* **WRITTEN TASK**
Leaving out the pictures, please retype each record exactly.

★ ★ ★ ★ ★

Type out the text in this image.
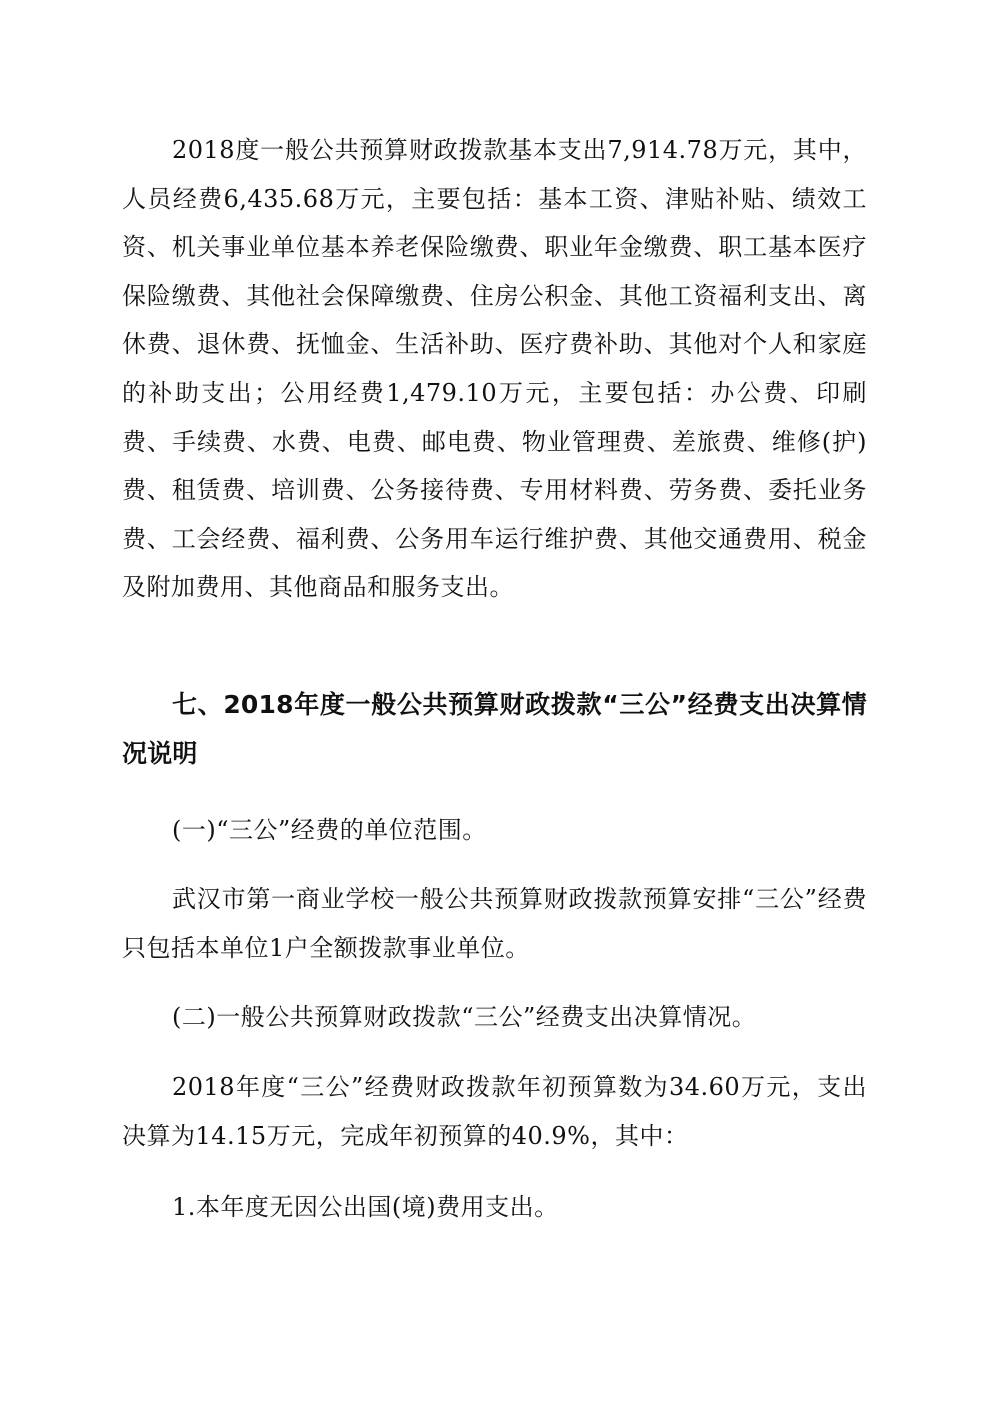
2018度一般公共预算财政拨款基本支出7,914.78万元，其中，人员经费6,435.68万元，主要包括：基本工资、津贴补贴、绩效工资、机关事业单位基本养老保险缴费、职业年金缴费、职工基本医疗保险缴费、其他社会保障缴费、住房公积金、其他工资福利支出、离休费、退休费、抚恤金、生活补助、医疗费补助、其他对个人和家庭的补助支出；公用经费1,479.10万元，主要包括：办公费、印刷费、手续费、水费、电费、邮电费、物业管理费、差旅费、维修(护)费、租赁费、培训费、公务接待费、专用材料费、劳务费、委托业务费、工会经费、福利费、公务用车运行维护费、其他交通费用、税金及附加费用、其他商品和服务支出。

七、2018年度一般公共预算财政拨款“三公”经费支出决算情况说明

(一)“三公”经费的单位范围。

武汉市第一商业学校一般公共预算财政拨款预算安排“三公”经费只包括本单位1户全额拨款事业单位。

(二)一般公共预算财政拨款“三公”经费支出决算情况。

2018年度“三公”经费财政拨款年初预算数为34.60万元，支出决算为14.15万元，完成年初预算的40.9%，其中：

1.本年度无因公出国(境)费用支出。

★ ★ ★ ★ ★

* **THE SOLUTION**
Type out the text in this image.
2018度一般公共预算财政拨款基本支出7,914.78万元，其中，人员经费6,435.68万元，主要包括：基本工资、津贴补贴、绩效工资、机关事业单位基本养老保险缴费、职业年金缴费、职工基本医疗保险缴费、其他社会保障缴费、住房公积金、其他工资福利支出、离休费、退休费、抚恤金、生活补助、医疗费补助、其他对个人和家庭的补助支出；公用经费1,479.10万元，主要包括：办公费、印刷费、手续费、水费、电费、邮电费、物业管理费、差旅费、维修(护)费、租赁费、培训费、公务接待费、专用材料费、劳务费、委托业务费、工会经费、福利费、公务用车运行维护费、其他交通费用、税金及附加费用、其他商品和服务支出。

七、2018年度一般公共预算财政拨款“三公”经费支出决算情况说明

(一)“三公”经费的单位范围。

武汉市第一商业学校一般公共预算财政拨款预算安排“三公”经费只包括本单位1户全额拨款事业单位。

(二)一般公共预算财政拨款“三公”经费支出决算情况。

2018年度“三公”经费财政拨款年初预算数为34.60万元，支出决算为14.15万元，完成年初预算的40.9%，其中：

1.本年度无因公出国(境)费用支出。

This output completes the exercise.